[Extracted data entries]

▬▬▬

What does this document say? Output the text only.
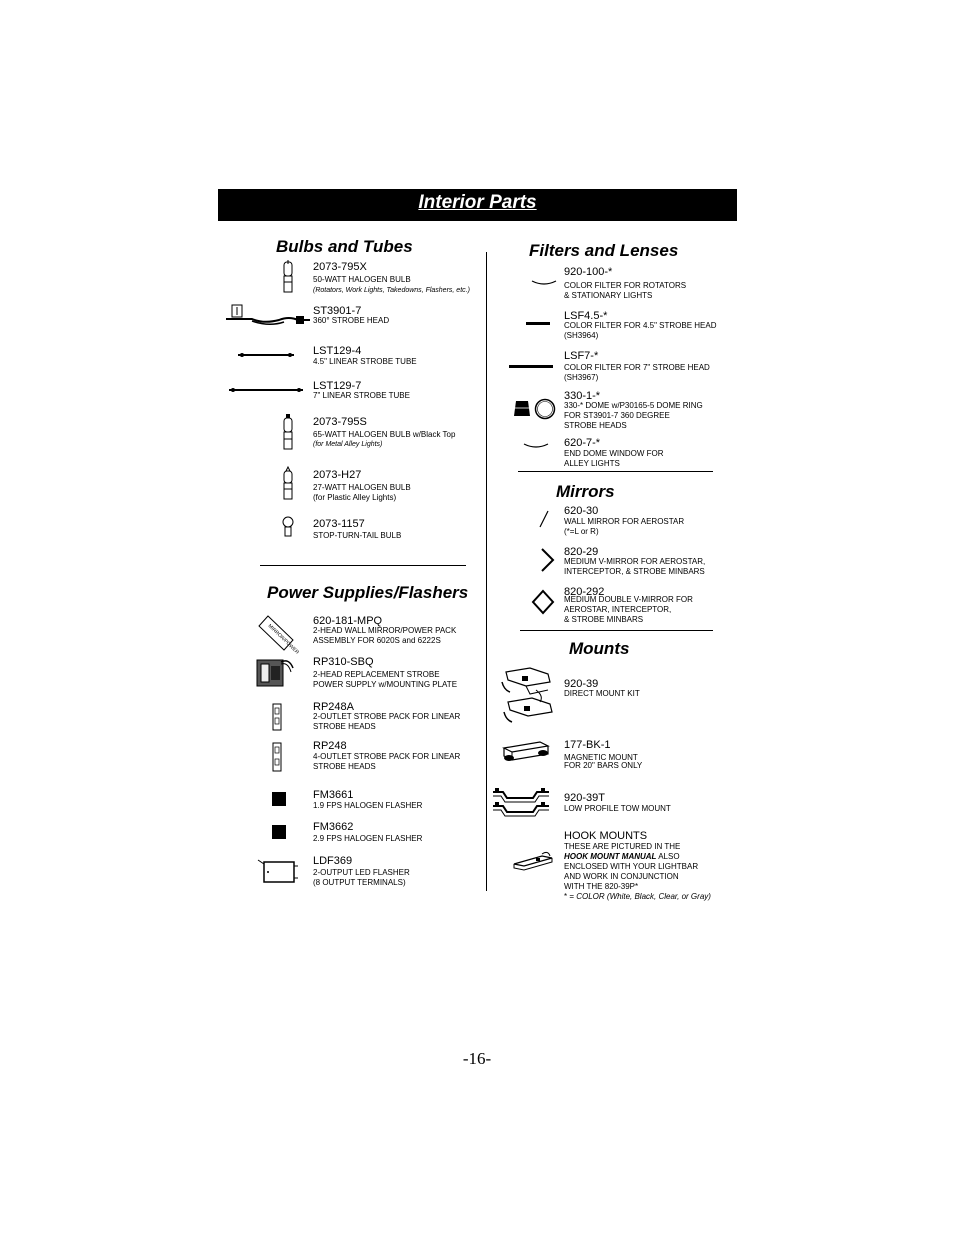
Interior Parts
Bulbs and Tubes
2073-795X
50-WATT HALOGEN BULB
(Rotators, Work Lights, Takedowns, Flashers, etc.)
ST3901-7
360° STROBE HEAD
LST129-4
4.5" LINEAR STROBE TUBE
LST129-7
7" LINEAR STROBE TUBE
2073-795S
65-WATT HALOGEN BULB w/Black Top
(for Metal Alley Lights)
2073-H27
27-WATT HALOGEN BULB
(for Plastic Alley Lights)
2073-1157
STOP-TURN-TAIL BULB
Power Supplies/Flashers
MIRROR/POWER
620-181-MPQ
2-HEAD WALL MIRROR/POWER PACK
ASSEMBLY FOR 6020S and 6222S
RP310-SBQ
2-HEAD REPLACEMENT STROBE
POWER SUPPLY w/MOUNTING PLATE
RP248A
2-OUTLET STROBE PACK FOR LINEAR
STROBE HEADS
RP248
4-OUTLET STROBE PACK FOR LINEAR
STROBE HEADS
FM3661
1.9 FPS HALOGEN FLASHER
FM3662
2.9 FPS HALOGEN FLASHER
LDF369
2-OUTPUT LED FLASHER
(8 OUTPUT TERMINALS)
Filters and Lenses
920-100-*
COLOR FILTER FOR ROTATORS
& STATIONARY LIGHTS
LSF4.5-*
COLOR FILTER FOR 4.5" STROBE HEAD
(SH3964)
LSF7-*
COLOR FILTER FOR 7" STROBE HEAD
(SH3967)
330-1-*
330-* DOME w/P30165-5 DOME RING
FOR ST3901-7 360 DEGREE
STROBE HEADS
620-7-*
END DOME WINDOW FOR
ALLEY LIGHTS
Mirrors
620-30
WALL MIRROR FOR AEROSTAR
(*=L or R)
820-29
MEDIUM V-MIRROR FOR AEROSTAR,
INTERCEPTOR, & STROBE MINBARS
820-292
MEDIUM DOUBLE V-MIRROR FOR
AEROSTAR, INTERCEPTOR,
& STROBE MINBARS
Mounts
920-39
DIRECT MOUNT KIT
177-BK-1
MAGNETIC MOUNT
FOR 20" BARS ONLY
920-39T
LOW PROFILE TOW MOUNT
HOOK MOUNTS
THESE ARE PICTURED IN THE
HOOK MOUNT MANUAL ALSO
ENCLOSED WITH YOUR LIGHTBAR
AND WORK IN CONJUNCTION
WITH THE 820-39P*
* = COLOR (White, Black, Clear, or Gray)
-16-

▬▬▬

__AIM OF THE TASK__. How many lines of the data contain the word "OUTLET"? Answer with the number alone.

__RESULT OF THIS TASK__. 2